◆ PROBLEM TO SOLVE ◆
Starting with the first line of the rows and going on through the line with "decided-affirmative: Whereupon it", lay out those lines as a Markdown table with the columns No. and Entry, numbering each line and leaving out any blank ones.

<<<<

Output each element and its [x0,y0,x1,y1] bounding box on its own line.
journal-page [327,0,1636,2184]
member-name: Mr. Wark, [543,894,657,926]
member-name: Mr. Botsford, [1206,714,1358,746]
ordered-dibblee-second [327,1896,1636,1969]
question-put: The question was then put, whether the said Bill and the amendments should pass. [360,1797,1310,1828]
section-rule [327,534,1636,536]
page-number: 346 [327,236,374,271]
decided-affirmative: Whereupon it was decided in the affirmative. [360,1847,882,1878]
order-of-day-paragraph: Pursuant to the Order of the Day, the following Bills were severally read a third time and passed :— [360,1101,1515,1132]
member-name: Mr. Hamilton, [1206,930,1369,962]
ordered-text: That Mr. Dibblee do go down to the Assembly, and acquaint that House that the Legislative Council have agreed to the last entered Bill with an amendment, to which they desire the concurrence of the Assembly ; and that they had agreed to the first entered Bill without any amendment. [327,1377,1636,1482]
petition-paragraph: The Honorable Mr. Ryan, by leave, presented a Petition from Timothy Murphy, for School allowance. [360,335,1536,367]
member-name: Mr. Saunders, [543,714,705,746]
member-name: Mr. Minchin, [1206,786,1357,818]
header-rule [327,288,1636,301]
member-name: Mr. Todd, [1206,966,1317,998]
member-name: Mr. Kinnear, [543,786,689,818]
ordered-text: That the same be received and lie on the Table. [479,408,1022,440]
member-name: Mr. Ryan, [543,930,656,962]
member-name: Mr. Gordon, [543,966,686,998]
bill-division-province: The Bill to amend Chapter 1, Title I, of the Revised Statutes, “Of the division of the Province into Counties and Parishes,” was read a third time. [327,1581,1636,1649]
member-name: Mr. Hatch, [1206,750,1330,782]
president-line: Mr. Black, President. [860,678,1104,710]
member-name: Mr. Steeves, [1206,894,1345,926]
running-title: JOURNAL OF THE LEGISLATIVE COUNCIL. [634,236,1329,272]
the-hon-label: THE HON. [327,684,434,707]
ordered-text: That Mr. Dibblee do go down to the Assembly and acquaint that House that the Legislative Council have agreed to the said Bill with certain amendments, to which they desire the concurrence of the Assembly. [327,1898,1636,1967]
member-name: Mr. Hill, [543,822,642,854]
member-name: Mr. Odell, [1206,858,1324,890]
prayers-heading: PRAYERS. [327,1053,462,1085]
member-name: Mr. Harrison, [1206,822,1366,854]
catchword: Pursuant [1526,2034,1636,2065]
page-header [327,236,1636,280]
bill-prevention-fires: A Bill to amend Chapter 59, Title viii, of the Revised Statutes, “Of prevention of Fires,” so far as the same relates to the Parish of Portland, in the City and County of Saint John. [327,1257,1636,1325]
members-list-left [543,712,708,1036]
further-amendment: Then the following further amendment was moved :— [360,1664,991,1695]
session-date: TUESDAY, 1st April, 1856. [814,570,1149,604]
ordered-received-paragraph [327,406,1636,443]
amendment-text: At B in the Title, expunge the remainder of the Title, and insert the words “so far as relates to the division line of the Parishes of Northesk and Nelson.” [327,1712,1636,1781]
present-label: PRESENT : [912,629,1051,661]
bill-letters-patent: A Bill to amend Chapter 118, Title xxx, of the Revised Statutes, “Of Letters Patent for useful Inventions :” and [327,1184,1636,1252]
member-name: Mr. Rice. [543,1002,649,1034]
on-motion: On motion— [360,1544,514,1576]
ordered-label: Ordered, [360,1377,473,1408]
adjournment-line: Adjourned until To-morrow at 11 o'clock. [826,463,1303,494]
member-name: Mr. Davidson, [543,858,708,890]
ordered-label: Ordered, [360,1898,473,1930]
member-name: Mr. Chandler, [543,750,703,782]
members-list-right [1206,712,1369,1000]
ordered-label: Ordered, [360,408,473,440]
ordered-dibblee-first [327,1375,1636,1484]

>>>>

◆ SOLVED EXERCISE ◆
| No. | Entry |
|---|---|
| 1 | Output each element and its [x0,y0,x1,y1] bounding box on its own line. |
| 2 | journal-page [327,0,1636,2184] |
| 3 | member-name: Mr. Wark, [543,894,657,926] |
| 4 | member-name: Mr. Botsford, [1206,714,1358,746] |
| 5 | ordered-dibblee-second [327,1896,1636,1969] |
| 6 | question-put: The question was then put, whether the said Bill and the amendments should pass. [360,1797,1310,1828] |
| 7 | section-rule [327,534,1636,536] |
| 8 | page-number: 346 [327,236,374,271] |
| 9 | decided-affirmative: Whereupon it was decided in the affirmative. [360,1847,882,1878] |